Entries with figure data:

--------------------

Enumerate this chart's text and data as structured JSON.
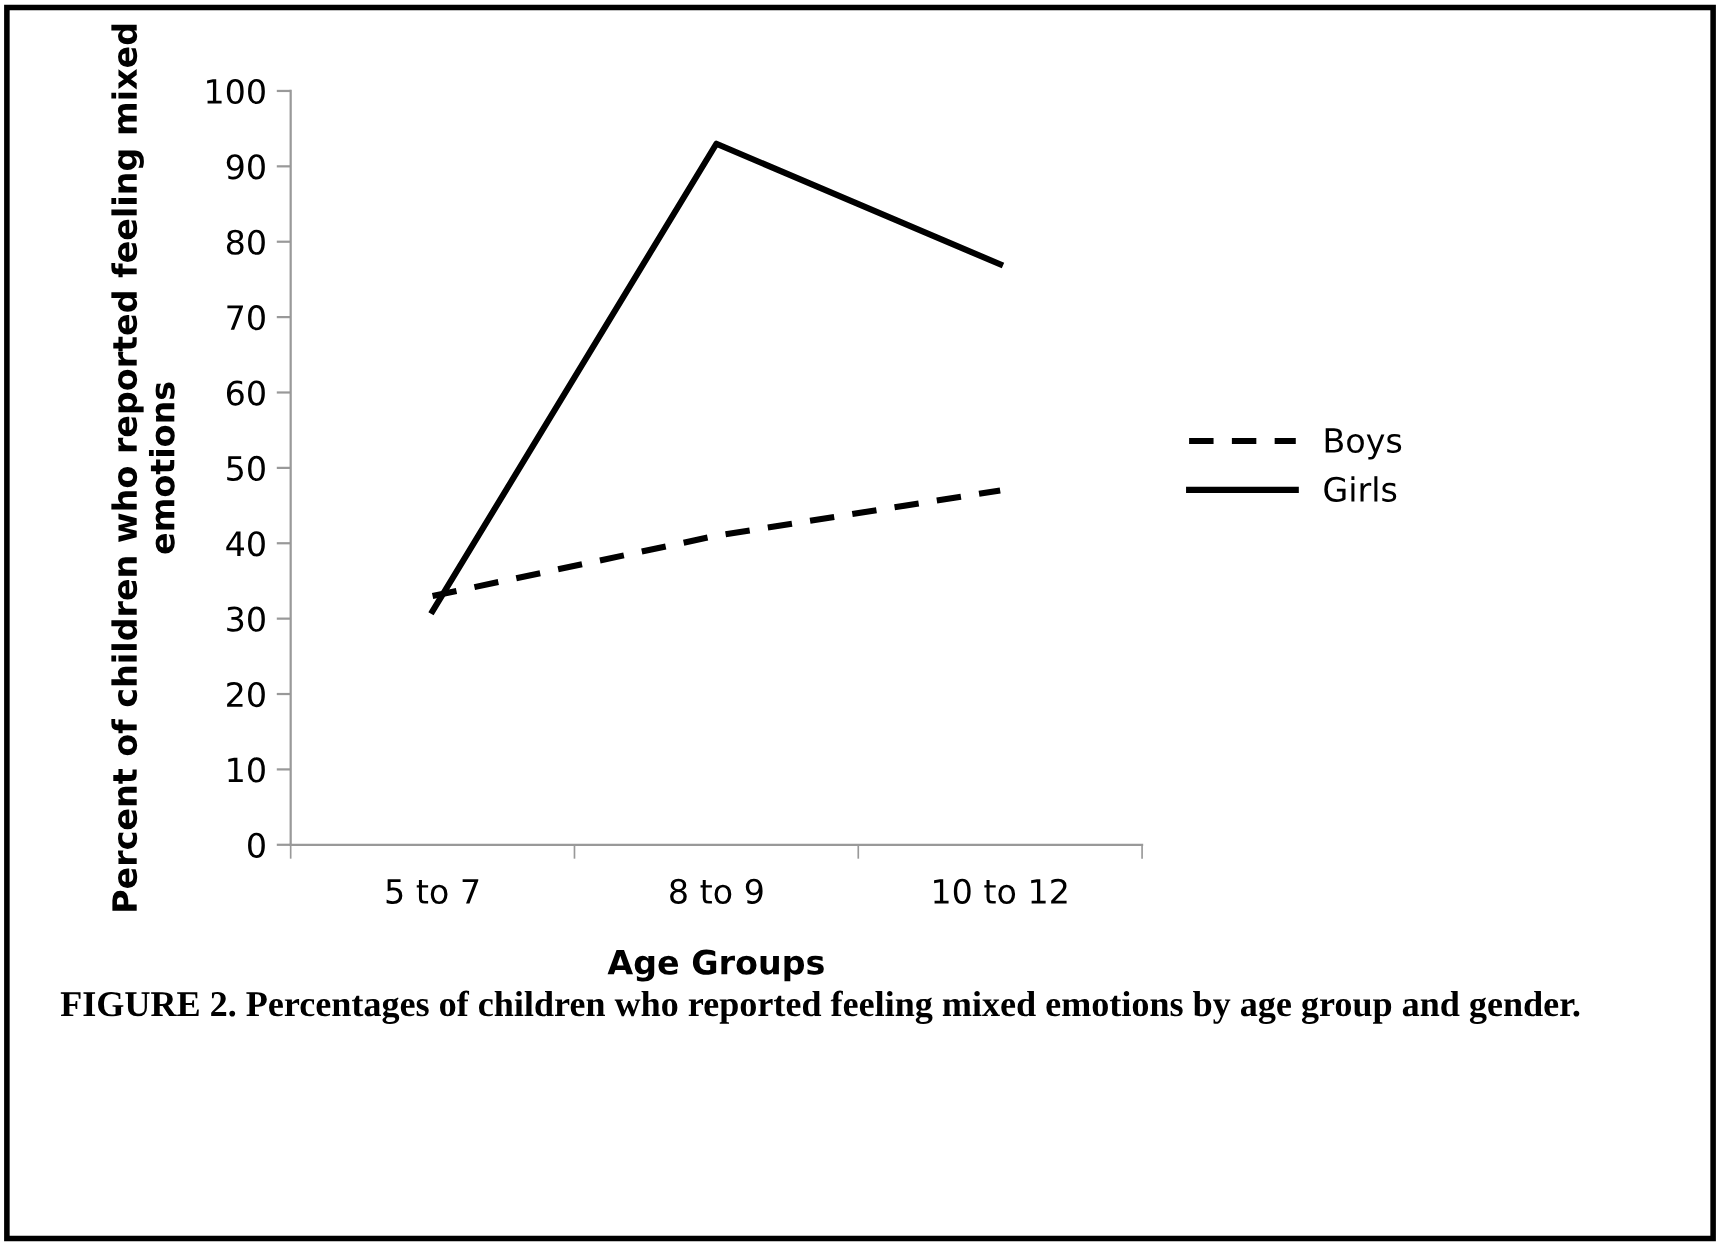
{
  "chart_data": {
    "type": "line",
    "xlabel": "Age Groups",
    "ylabel": "Percent of children who reported feeling mixed emotions",
    "categories": [
      "5 to 7",
      "8 to 9",
      "10 to 12"
    ],
    "series": [
      {
        "name": "Boys",
        "color": "#000000",
        "line_style": "dashed",
        "values": [
          33,
          41,
          47
        ]
      },
      {
        "name": "Girls",
        "color": "#000000",
        "line_style": "solid",
        "values": [
          31,
          93,
          77
        ]
      }
    ],
    "ylim": [
      0,
      100
    ],
    "yticks": [
      0,
      10,
      20,
      30,
      40,
      50,
      60,
      70,
      80,
      90,
      100
    ],
    "grid": false,
    "legend": "right",
    "annotations": [
      "FIGURE 2. Percentages of children who reported feeling mixed emotions by age group and gender."
    ]
  }
}
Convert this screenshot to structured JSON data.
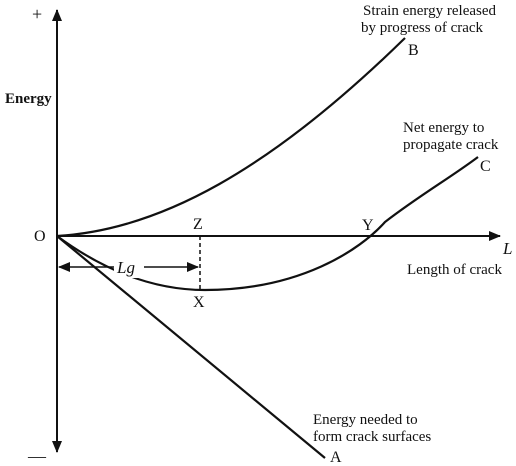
{
  "axis": {
    "y_label": "Energy",
    "x_label": "Length of crack",
    "x_symbol": "L",
    "origin": "O",
    "plus_sign": "+",
    "minus_sign": "—"
  },
  "curves": {
    "strain_energy": {
      "label_line1": "Strain energy released",
      "label_line2": "by progress of crack",
      "end_point": "B"
    },
    "net_energy": {
      "label_line1": "Net energy to",
      "label_line2": "propagate crack",
      "end_point": "C"
    },
    "surface_energy": {
      "label_line1": "Energy needed to",
      "label_line2": "form crack surfaces",
      "end_point": "A"
    }
  },
  "points": {
    "z": "Z",
    "y": "Y",
    "x": "X"
  },
  "griffith_length": "Lg"
}
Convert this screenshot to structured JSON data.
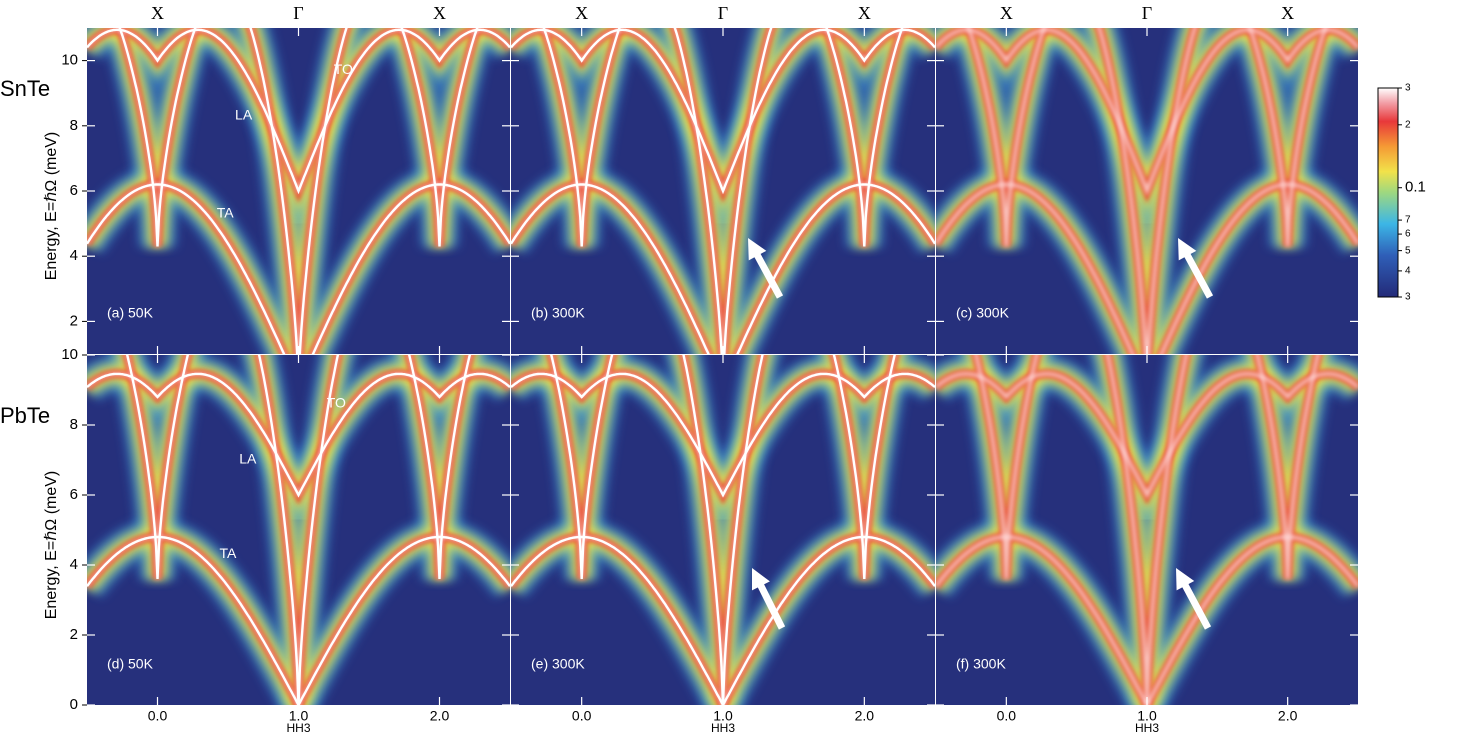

--------------------

**What this task involves:** Leave out the pictures and restate everything else word for word.

**Answer to this problem:**
Enumerate this chart's text and data as structured JSON.
{
  "chart_data": {
    "type": "line",
    "xlabel": "Age Groups",
    "ylabel": "Percent of children who reported feeling mixed emotions",
    "categories": [
      "5 to 7",
      "8 to 9",
      "10 to 12"
    ],
    "series": [
      {
        "name": "Boys",
        "color": "#000000",
        "line_style": "dashed",
        "values": [
          33,
          41,
          47
        ]
      },
      {
        "name": "Girls",
        "color": "#000000",
        "line_style": "solid",
        "values": [
          31,
          93,
          77
        ]
      }
    ],
    "ylim": [
      0,
      100
    ],
    "yticks": [
      0,
      10,
      20,
      30,
      40,
      50,
      60,
      70,
      80,
      90,
      100
    ],
    "grid": false,
    "legend": "right",
    "annotations": [
      "FIGURE 2. Percentages of children who reported feeling mixed emotions by age group and gender."
    ]
  }
}
Convert this screenshot to structured JSON data.
{
  "axis": {
    "y_label": "Energy",
    "x_label": "Length of crack",
    "x_symbol": "L",
    "origin": "O",
    "plus_sign": "+",
    "minus_sign": "—"
  },
  "curves": {
    "strain_energy": {
      "label_line1": "Strain energy released",
      "label_line2": "by progress of crack",
      "end_point": "B"
    },
    "net_energy": {
      "label_line1": "Net energy to",
      "label_line2": "propagate crack",
      "end_point": "C"
    },
    "surface_energy": {
      "label_line1": "Energy needed to",
      "label_line2": "form crack surfaces",
      "end_point": "A"
    }
  },
  "points": {
    "z": "Z",
    "y": "Y",
    "x": "X"
  },
  "griffith_length": "Lg"
}
Convert this screenshot to structured JSON data.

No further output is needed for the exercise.